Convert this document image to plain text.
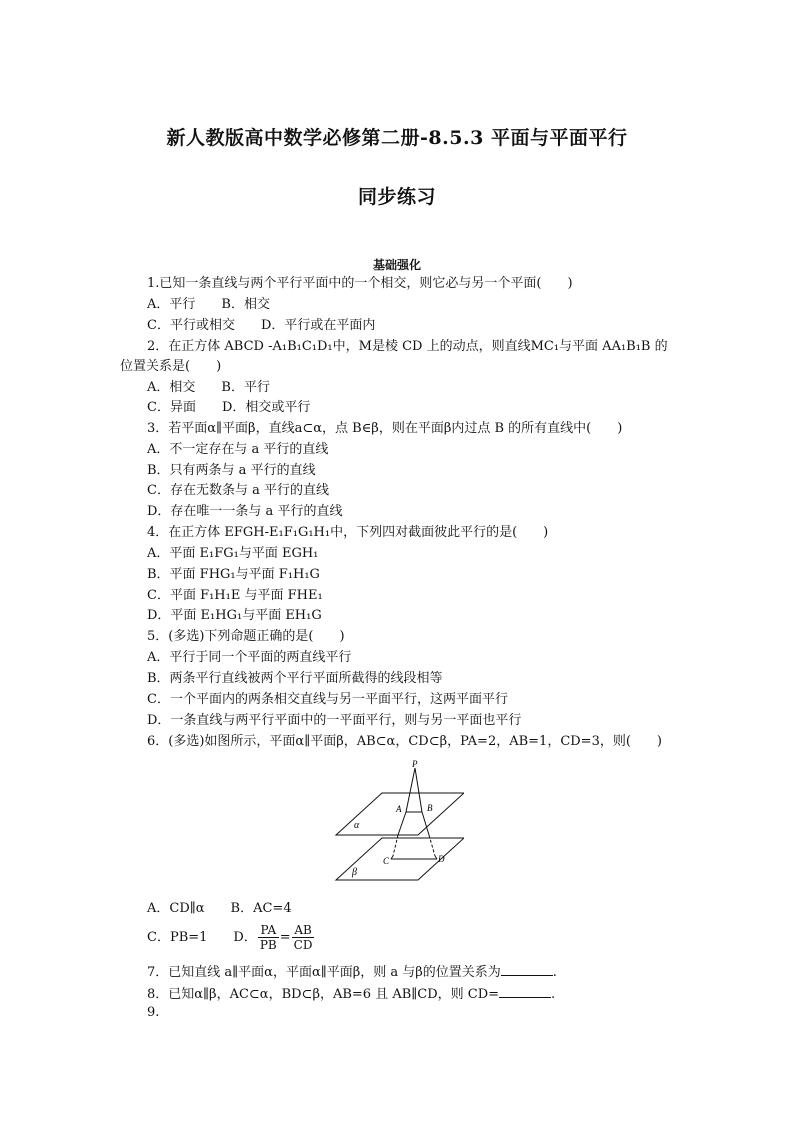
新人教版高中数学必修第二册-8.5.3 平面与平面平行
同步练习
基础强化
1.已知一条直线与两个平行平面中的一个相交，则它必与另一个平面(　　)
A．平行　　B．相交
C．平行或相交　　D．平行或在平面内
2．在正方体 ABCD -A₁B₁C₁D₁中，M是棱 CD 上的动点，则直线MC₁与平面 AA₁B₁B 的
位置关系是(　　)
A．相交　　B．平行
C．异面　　D．相交或平行
3．若平面α∥平面β，直线a⊂α，点 B∈β，则在平面β内过点 B 的所有直线中(　　)
A．不一定存在与 a 平行的直线
B．只有两条与 a 平行的直线
C．存在无数条与 a 平行的直线
D．存在唯一一条与 a 平行的直线
4．在正方体 EFGH-E₁F₁G₁H₁中，下列四对截面彼此平行的是(　　)
A．平面 E₁FG₁与平面 EGH₁
B．平面 FHG₁与平面 F₁H₁G
C．平面 F₁H₁E 与平面 FHE₁
D．平面 E₁HG₁与平面 EH₁G
5．(多选)下列命题正确的是(　　)
A．平行于同一个平面的两直线平行
B．两条平行直线被两个平行平面所截得的线段相等
C．一个平面内的两条相交直线与另一平面平行，这两平面平行
D．一条直线与两平行平面中的一平面平行，则与另一平面也平行
6．(多选)如图所示，平面α∥平面β，AB⊂α，CD⊂β，PA=2，AB=1，CD=3，则(　　)
P
A	B
C	D
α
β
A．CD∥α　　B．AC=4
C．PB=1　　D． $\frac{PA}{PB} = \frac{AB}{CD}$
7．已知直线 a∥平面α，平面α∥平面β，则 a 与β的位置关系为	.
8．已知α∥β，AC⊂α，BD⊂β，AB=6 且 AB∥CD，则 CD=	.
9.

§ **Task requirements**
Output the data above without changes, apart from leaving out the pictures.

§ **Solution for this problem**
Convert this document image to plain text.
新人教版高中数学必修第二册-8.5.3 平面与平面平行
同步练习
基础强化
1.已知一条直线与两个平行平面中的一个相交，则它必与另一个平面(　　)
A．平行　　B．相交
C．平行或相交　　D．平行或在平面内
2．在正方体 ABCD -A₁B₁C₁D₁中，M是棱 CD 上的动点，则直线MC₁与平面 AA₁B₁B 的
位置关系是(　　)
A．相交　　B．平行
C．异面　　D．相交或平行
3．若平面α∥平面β，直线a⊂α，点 B∈β，则在平面β内过点 B 的所有直线中(　　)
A．不一定存在与 a 平行的直线
B．只有两条与 a 平行的直线
C．存在无数条与 a 平行的直线
D．存在唯一一条与 a 平行的直线
4．在正方体 EFGH-E₁F₁G₁H₁中，下列四对截面彼此平行的是(　　)
A．平面 E₁FG₁与平面 EGH₁
B．平面 FHG₁与平面 F₁H₁G
C．平面 F₁H₁E 与平面 FHE₁
D．平面 E₁HG₁与平面 EH₁G
5．(多选)下列命题正确的是(　　)
A．平行于同一个平面的两直线平行
B．两条平行直线被两个平行平面所截得的线段相等
C．一个平面内的两条相交直线与另一平面平行，这两平面平行
D．一条直线与两平行平面中的一平面平行，则与另一平面也平行
6．(多选)如图所示，平面α∥平面β，AB⊂α，CD⊂β，PA=2，AB=1，CD=3，则(　　)
P
A	B
C	D
α
β
A．CD∥α　　B．AC=4
C．PB=1　　D． $\frac{PA}{PB} = \frac{AB}{CD}$
7．已知直线 a∥平面α，平面α∥平面β，则 a 与β的位置关系为	.
8．已知α∥β，AC⊂α，BD⊂β，AB=6 且 AB∥CD，则 CD=	.
9.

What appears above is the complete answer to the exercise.